[Extracted records]
********

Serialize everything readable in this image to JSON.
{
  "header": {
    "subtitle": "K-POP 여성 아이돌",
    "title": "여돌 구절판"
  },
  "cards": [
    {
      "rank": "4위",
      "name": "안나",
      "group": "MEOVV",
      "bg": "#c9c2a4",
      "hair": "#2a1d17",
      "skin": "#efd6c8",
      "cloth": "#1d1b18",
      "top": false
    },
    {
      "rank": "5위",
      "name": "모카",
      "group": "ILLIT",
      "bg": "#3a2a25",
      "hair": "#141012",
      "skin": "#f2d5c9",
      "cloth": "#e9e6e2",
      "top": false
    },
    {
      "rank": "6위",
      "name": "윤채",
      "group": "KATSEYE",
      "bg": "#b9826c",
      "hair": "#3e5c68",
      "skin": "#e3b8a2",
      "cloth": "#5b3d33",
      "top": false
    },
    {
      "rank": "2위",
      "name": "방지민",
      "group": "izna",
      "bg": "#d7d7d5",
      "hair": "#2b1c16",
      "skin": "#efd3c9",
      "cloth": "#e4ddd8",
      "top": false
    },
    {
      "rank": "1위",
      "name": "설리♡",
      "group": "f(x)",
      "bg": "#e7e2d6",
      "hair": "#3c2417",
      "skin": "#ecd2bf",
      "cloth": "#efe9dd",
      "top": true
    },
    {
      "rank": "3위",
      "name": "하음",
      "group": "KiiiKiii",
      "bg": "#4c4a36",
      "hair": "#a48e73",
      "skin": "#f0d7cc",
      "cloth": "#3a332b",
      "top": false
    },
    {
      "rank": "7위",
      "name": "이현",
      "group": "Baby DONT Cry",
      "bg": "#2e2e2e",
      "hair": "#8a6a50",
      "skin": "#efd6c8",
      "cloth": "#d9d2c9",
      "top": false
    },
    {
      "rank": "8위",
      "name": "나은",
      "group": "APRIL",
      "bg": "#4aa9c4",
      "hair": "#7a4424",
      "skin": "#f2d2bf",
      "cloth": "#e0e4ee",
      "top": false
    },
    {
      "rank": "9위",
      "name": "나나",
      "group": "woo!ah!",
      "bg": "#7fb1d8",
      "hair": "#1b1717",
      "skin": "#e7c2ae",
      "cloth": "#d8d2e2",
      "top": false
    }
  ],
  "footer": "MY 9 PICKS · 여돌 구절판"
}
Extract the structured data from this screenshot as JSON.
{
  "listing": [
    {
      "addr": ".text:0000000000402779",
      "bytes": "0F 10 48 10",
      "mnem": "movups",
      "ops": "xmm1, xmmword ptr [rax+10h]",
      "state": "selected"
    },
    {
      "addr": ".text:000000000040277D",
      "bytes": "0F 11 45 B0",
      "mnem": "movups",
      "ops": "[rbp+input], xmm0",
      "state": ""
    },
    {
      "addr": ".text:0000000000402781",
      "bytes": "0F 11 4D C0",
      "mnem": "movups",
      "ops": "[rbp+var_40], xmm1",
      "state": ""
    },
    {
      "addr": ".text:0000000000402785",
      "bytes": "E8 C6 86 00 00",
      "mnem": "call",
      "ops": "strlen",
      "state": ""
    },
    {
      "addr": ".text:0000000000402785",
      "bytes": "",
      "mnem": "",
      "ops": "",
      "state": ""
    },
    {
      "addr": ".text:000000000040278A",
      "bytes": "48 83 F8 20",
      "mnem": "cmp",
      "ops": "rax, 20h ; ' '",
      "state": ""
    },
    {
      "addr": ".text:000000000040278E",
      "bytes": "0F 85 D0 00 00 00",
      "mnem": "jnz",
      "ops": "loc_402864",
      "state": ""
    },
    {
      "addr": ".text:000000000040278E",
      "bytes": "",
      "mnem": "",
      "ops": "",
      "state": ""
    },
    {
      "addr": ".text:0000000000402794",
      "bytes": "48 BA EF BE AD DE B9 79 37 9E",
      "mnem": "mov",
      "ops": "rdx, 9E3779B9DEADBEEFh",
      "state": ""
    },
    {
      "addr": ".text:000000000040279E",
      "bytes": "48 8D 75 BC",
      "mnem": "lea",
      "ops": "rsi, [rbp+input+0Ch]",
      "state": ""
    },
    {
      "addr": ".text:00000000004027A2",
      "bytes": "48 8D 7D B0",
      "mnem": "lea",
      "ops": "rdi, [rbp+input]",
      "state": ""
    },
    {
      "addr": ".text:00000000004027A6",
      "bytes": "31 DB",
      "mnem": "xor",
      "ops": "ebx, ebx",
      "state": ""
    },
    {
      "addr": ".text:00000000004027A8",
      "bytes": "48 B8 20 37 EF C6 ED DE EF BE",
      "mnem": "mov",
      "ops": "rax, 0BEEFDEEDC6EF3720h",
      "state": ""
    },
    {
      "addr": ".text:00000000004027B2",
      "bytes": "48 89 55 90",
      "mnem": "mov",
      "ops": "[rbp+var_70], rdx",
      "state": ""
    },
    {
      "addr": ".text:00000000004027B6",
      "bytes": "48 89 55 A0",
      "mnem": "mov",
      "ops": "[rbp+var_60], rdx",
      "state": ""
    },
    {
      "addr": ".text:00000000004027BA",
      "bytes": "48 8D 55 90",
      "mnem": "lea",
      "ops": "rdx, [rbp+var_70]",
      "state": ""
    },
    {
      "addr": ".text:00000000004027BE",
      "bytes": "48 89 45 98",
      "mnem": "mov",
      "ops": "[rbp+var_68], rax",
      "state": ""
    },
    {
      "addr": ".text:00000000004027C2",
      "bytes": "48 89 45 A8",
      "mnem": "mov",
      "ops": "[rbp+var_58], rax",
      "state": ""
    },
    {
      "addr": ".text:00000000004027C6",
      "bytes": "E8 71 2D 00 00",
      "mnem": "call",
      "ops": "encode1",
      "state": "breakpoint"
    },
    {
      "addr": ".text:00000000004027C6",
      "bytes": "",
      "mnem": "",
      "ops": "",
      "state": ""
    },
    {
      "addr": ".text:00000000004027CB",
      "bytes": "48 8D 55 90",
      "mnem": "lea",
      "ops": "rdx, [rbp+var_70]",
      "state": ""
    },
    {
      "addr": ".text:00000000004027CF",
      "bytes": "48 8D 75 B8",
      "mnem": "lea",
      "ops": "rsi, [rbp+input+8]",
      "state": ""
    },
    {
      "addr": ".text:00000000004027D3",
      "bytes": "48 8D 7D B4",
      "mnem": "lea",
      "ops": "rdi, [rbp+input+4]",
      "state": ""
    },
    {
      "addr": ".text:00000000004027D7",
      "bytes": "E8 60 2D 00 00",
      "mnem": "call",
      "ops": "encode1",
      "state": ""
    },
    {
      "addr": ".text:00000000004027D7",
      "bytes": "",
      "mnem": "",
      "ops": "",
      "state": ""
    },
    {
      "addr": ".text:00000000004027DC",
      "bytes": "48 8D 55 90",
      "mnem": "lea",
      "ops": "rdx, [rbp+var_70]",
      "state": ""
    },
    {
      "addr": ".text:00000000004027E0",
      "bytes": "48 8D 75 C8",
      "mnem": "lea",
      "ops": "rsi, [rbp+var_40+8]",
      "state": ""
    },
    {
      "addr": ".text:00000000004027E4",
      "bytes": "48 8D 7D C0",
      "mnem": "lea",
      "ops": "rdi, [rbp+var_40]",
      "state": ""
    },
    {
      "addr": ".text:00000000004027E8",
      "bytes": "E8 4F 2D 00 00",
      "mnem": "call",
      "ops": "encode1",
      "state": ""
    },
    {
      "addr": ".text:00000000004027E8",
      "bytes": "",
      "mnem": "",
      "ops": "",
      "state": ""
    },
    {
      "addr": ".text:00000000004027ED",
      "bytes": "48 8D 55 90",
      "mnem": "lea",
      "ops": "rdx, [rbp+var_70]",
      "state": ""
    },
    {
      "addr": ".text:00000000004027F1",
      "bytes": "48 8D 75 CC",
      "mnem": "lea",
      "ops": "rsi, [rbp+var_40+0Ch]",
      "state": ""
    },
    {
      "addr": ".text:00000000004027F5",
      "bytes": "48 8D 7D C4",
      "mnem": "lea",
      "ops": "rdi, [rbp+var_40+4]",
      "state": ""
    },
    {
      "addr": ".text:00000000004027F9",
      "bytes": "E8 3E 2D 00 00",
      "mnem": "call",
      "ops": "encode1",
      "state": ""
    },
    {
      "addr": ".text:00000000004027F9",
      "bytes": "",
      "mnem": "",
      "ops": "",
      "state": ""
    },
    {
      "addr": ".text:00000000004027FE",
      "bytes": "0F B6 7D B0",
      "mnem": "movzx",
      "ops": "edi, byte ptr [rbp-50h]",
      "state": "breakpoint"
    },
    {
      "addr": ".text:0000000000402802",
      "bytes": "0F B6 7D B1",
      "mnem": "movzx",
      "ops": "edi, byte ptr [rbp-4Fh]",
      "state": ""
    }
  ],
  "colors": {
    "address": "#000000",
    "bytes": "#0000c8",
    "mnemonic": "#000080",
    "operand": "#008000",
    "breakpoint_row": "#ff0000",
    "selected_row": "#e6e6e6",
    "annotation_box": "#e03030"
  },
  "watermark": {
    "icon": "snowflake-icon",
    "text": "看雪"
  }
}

********

• Aim
Go through the listing above and locate each line that holds the word "group". Copy those lines.

• Solution to the exercise
      "group": "MEOVV",
      "group": "ILLIT",
      "group": "KATSEYE",
      "group": "izna",
      "group": "f(x)",
      "group": "KiiiKiii",
      "group": "Baby DONT Cry",
      "group": "APRIL",
      "group": "woo!ah!",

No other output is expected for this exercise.